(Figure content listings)
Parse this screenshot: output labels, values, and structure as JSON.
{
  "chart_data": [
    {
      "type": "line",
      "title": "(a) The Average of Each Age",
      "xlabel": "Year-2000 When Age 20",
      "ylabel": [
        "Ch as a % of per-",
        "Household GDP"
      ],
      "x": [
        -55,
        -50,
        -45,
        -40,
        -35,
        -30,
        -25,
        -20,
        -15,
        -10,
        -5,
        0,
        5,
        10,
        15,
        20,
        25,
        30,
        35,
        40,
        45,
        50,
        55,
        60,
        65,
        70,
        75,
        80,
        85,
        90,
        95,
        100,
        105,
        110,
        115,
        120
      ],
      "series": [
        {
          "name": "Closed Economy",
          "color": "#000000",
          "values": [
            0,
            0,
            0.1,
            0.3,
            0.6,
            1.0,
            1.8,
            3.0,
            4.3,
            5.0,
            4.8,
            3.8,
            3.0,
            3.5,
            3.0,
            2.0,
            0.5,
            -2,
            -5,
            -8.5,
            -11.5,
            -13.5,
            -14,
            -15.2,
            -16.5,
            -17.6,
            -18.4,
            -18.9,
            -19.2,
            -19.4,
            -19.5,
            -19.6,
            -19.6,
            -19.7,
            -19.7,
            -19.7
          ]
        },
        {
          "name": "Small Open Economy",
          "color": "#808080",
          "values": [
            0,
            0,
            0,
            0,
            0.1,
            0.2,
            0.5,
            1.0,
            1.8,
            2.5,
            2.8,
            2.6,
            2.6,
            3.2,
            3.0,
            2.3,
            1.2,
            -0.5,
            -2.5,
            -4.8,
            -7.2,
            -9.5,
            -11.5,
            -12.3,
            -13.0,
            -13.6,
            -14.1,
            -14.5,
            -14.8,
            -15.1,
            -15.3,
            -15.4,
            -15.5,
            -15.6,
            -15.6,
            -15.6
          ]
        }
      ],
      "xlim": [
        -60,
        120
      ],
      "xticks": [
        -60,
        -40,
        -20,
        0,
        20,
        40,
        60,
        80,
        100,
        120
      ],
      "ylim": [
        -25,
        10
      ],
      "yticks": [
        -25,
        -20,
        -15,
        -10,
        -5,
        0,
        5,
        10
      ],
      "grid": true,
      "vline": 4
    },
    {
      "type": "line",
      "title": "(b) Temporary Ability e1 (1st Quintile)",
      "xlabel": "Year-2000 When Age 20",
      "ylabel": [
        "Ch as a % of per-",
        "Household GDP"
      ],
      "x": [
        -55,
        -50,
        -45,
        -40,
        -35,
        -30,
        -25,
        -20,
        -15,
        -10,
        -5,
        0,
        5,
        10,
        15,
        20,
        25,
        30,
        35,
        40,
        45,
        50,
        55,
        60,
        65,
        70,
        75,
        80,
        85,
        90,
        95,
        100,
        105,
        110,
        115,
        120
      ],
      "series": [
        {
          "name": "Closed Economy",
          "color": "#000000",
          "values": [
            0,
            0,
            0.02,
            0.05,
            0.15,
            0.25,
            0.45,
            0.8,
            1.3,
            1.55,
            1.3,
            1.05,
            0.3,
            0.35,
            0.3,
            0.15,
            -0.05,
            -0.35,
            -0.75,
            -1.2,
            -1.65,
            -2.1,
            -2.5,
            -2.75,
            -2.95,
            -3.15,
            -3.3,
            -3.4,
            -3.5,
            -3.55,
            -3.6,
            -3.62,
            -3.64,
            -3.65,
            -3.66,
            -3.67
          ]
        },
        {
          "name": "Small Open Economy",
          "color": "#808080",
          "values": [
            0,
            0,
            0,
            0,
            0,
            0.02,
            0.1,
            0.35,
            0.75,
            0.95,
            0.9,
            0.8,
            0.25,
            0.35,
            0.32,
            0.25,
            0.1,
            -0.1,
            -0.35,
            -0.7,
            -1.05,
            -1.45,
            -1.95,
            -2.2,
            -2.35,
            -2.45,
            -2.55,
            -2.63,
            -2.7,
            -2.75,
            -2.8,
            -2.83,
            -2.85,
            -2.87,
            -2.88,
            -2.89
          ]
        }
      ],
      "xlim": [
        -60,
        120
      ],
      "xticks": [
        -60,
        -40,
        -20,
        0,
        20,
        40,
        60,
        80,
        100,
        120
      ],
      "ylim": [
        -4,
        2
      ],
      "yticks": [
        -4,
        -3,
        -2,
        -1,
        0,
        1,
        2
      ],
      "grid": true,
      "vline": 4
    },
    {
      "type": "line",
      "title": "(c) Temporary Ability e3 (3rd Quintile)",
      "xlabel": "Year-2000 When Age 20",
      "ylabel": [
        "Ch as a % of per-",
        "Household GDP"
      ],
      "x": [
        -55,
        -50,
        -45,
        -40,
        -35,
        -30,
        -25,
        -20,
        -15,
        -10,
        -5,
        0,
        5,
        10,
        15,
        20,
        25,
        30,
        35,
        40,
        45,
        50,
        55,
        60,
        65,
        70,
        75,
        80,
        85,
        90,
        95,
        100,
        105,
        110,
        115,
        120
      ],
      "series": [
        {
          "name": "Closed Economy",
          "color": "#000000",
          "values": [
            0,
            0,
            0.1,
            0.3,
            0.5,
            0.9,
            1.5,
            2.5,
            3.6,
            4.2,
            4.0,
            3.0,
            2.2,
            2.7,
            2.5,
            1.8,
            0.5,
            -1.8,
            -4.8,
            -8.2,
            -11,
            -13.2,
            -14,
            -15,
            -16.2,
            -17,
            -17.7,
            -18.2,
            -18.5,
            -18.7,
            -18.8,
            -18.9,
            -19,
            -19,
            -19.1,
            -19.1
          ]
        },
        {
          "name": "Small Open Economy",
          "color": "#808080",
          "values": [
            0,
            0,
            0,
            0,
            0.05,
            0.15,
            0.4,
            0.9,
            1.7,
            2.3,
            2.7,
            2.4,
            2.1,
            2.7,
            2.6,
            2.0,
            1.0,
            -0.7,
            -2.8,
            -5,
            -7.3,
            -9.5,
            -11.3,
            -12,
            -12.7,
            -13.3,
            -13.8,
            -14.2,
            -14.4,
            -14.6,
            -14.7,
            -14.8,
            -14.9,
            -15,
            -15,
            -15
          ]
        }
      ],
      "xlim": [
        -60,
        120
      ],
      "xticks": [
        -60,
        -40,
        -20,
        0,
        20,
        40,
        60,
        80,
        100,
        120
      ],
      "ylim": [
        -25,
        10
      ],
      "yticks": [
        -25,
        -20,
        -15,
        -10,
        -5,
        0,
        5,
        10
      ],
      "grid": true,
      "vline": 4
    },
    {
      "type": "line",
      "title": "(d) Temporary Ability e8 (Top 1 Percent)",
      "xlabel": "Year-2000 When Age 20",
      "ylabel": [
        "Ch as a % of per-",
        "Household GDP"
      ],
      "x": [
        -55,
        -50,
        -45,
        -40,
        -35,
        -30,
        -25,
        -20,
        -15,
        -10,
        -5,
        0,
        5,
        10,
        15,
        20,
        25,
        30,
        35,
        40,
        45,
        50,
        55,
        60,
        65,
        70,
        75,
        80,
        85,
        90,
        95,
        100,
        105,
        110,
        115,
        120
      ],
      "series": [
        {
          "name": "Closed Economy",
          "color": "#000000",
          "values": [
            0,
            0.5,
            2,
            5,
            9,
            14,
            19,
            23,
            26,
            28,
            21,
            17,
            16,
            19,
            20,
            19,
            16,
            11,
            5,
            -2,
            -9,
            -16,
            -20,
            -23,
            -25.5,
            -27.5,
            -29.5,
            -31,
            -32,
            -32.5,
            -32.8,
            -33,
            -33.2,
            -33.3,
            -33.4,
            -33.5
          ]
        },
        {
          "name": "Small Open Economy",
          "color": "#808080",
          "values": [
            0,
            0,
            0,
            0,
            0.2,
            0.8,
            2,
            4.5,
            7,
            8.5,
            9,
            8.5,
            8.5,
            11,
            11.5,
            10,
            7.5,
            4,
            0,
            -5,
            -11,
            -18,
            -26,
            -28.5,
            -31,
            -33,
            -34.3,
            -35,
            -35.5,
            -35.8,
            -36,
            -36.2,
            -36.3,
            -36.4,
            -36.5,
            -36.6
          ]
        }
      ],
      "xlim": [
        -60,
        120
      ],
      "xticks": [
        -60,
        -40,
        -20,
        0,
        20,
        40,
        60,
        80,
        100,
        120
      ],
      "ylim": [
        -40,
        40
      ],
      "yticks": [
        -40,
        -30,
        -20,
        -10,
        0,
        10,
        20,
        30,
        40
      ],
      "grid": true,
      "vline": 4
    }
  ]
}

• **WHAT YOU ARE ASKED TO DO**
Lines of the listing that contain the word "Ability" are to be counted; report only their number.

• **SOLVED EXERCISE**
3